■ PROBLEMS TO SOLVE ■
A. Reproduce word for word the stretch of the passage on grief from "As a culture, we" through "off from it.".
B. Extend the passage on grief, starting right after its final sentence.
____ PAGE EXCERPT
As a culture, we would benefit from talking about grief and aftermath more. No one should feel ashamed or shunned for grief.
Grief deepens us; it is our vehicle for honoring. Unless we are cheated of it and choked off from it.
It is said that God is with the grieving. The understandable assumption is that, of course, a Loving Creator has compassion and comforts the grieving soul. That when others abandon and neglect, God is steadfast. That even when you think you’ve lost all your friends and everyone stopped caring, God will be there, so count on Him. He will always understand. So much emphasis is placed on the righteousness of caring for widows and orphans in the Bible that it makes sense. God is the Great Comforter.
But I think there’s more to it than that. I believe that grief is a vehicle for God’s work in us. It is painful, but a new spiritual, transformative singularity is begun. As sideliners, we have the opportunity with the grieving souls in our circles: to step away from the energy of that remaking or to be a part of the work being born.
________
____ DATA EXCERPTS
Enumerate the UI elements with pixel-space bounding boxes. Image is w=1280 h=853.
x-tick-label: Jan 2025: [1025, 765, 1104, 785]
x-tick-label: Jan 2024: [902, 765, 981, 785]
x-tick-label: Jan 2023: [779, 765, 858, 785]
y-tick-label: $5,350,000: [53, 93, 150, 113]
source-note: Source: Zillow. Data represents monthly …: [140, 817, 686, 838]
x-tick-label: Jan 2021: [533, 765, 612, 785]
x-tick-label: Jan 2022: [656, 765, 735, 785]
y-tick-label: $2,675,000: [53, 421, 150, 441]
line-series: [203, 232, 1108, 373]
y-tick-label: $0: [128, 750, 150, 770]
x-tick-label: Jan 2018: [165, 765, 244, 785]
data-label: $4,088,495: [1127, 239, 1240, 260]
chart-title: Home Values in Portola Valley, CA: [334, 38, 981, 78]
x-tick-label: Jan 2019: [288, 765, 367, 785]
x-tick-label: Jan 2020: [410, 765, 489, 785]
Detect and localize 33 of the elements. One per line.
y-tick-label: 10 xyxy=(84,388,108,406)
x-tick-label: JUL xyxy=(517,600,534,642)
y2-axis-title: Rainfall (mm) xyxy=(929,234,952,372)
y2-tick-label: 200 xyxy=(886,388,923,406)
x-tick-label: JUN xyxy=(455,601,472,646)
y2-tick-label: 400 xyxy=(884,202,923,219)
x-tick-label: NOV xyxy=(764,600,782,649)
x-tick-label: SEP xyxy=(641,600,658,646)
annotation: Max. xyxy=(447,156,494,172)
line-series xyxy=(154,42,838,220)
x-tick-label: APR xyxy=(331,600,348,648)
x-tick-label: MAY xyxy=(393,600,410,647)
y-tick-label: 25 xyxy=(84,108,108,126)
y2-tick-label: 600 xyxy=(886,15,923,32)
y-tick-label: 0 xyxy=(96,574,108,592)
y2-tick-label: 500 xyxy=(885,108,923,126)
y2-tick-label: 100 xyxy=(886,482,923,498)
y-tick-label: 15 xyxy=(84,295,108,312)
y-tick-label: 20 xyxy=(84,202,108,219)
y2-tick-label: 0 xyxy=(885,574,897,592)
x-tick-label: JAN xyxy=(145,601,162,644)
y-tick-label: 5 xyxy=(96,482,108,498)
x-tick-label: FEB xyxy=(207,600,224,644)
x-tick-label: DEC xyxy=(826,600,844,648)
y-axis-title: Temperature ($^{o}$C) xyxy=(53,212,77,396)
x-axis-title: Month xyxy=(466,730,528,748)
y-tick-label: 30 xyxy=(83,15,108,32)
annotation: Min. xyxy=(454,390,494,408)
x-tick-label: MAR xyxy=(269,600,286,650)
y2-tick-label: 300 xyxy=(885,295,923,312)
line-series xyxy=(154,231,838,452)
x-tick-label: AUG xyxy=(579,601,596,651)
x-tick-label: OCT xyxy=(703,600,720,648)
________
■ TASK-BY-TASK RESULTS ■
A.
As a culture, we would benefit from talking about grief and aftermath more. No one should feel ashamed or shunned for grief.
Grief deepens us; it is our vehicle for honoring. Unless we are cheated of it and choked off from it.

B.
If grief is a sign that God’s Hand is present, then we should hardly turn our back and run from it when it appears in a friend’s life. Perhaps?
As uncomfortable as you may be with my obvious scars, you are mistaken if you think that grief makes me weaker.
Giving voice to these thoughts is much more poetic than it feels in real life since I pretty much feel like I’ve been set on fire and left to slow burn, a hot poker turning my coals. But then I wonder if the caterpillar feels pain as it dissolves into the primordial ooze that will eventually become a butterfly.
I desperately did not want to be reborn again. Not now. Not this way. But I’d be a fool not to recognize that my dissolving cannot help but be a part of reaching whatever my greatest potential is supposed to be. John is an inextricable part of my remaking.
Thing is, I was already a butterfly. I’m not sure what’s next.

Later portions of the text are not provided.